→ **TEXTE FOURNI**
= = = = =
«Les élèves gagnent à avoir plus de responsabilités»

Les adolescents ont beaucoup à apprendre de leurs pairs et les enseignants doivent apprendre à prendre du recul, explique l'enseignante Renée Lechner dans l'interview.

Image : Rawpixel.com

Entretien : Caroline Smrstik Gentner

Qu'est-ce qui vous a incité à laisser vos élèves proposer des ateliers à des élèves plus jeunes ?

Pendant mon congé sabbatique chez Microsoft aux États-Unis, j'ai réalisé à quel point nous étions en retard en Suisse en ce qui concerne l'utilisation des technologies numériques. Mes élèves se préparent à une carrière professionnelle. Peu importe où ils iront à la fin de leur scolarité, ils auront partout à faire avec la numérisation, directement ou indirectement. La psychologie du développement nous apprend que les adolescents sont plus susceptibles d'écouter et d'apprendre de leurs pairs que des adultes. Dans ce contexte, il m'a semblé judicieux de laisser mes élèves organiser des ateliers sur des thèmes liés à la numérisation pour des élèves légèrement plus jeunes.

Comment cela s'inscrit-il dans le programme scolaire ?
= = = = =
→ **LISTE DES TÂCHES**
- A) Relevez tous les noms propres de personnes, d'entreprises et de pays qui figurent dans l'entretien.
- B) Imprimez le passage de l'entretien qui va de « Les adolescents ont » à « Lechner dans l'interview. ».

→ **DONNÉES ENREGISTRÉES**
= = = = =
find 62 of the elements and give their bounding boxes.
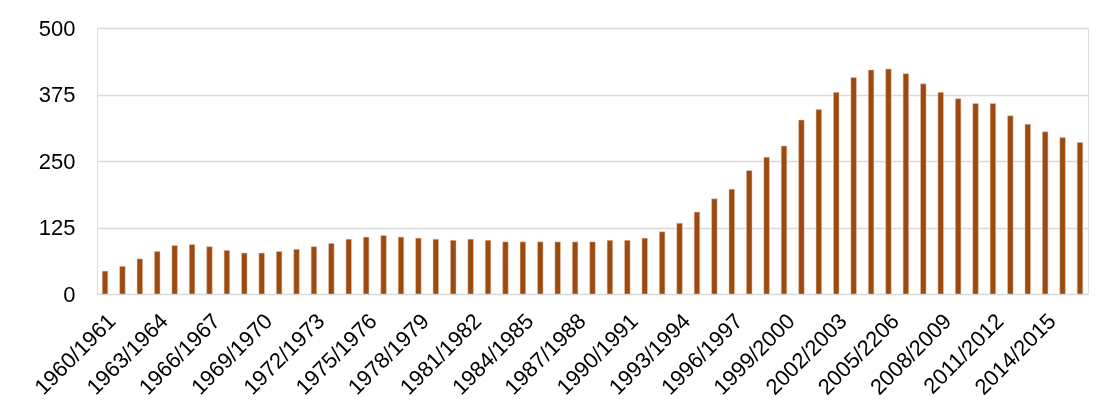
= = = = =
→ **LES RÉSULTATS**
- A) Renée Lechner, Rawpixel.com, Caroline Smrstik Gentner, Microsoft, États-Unis, Suisse

- B)
Les adolescents ont beaucoup à apprendre de leurs pairs et les enseignants doivent apprendre à prendre du recul, explique l'enseignante Renée Lechner dans l'interview.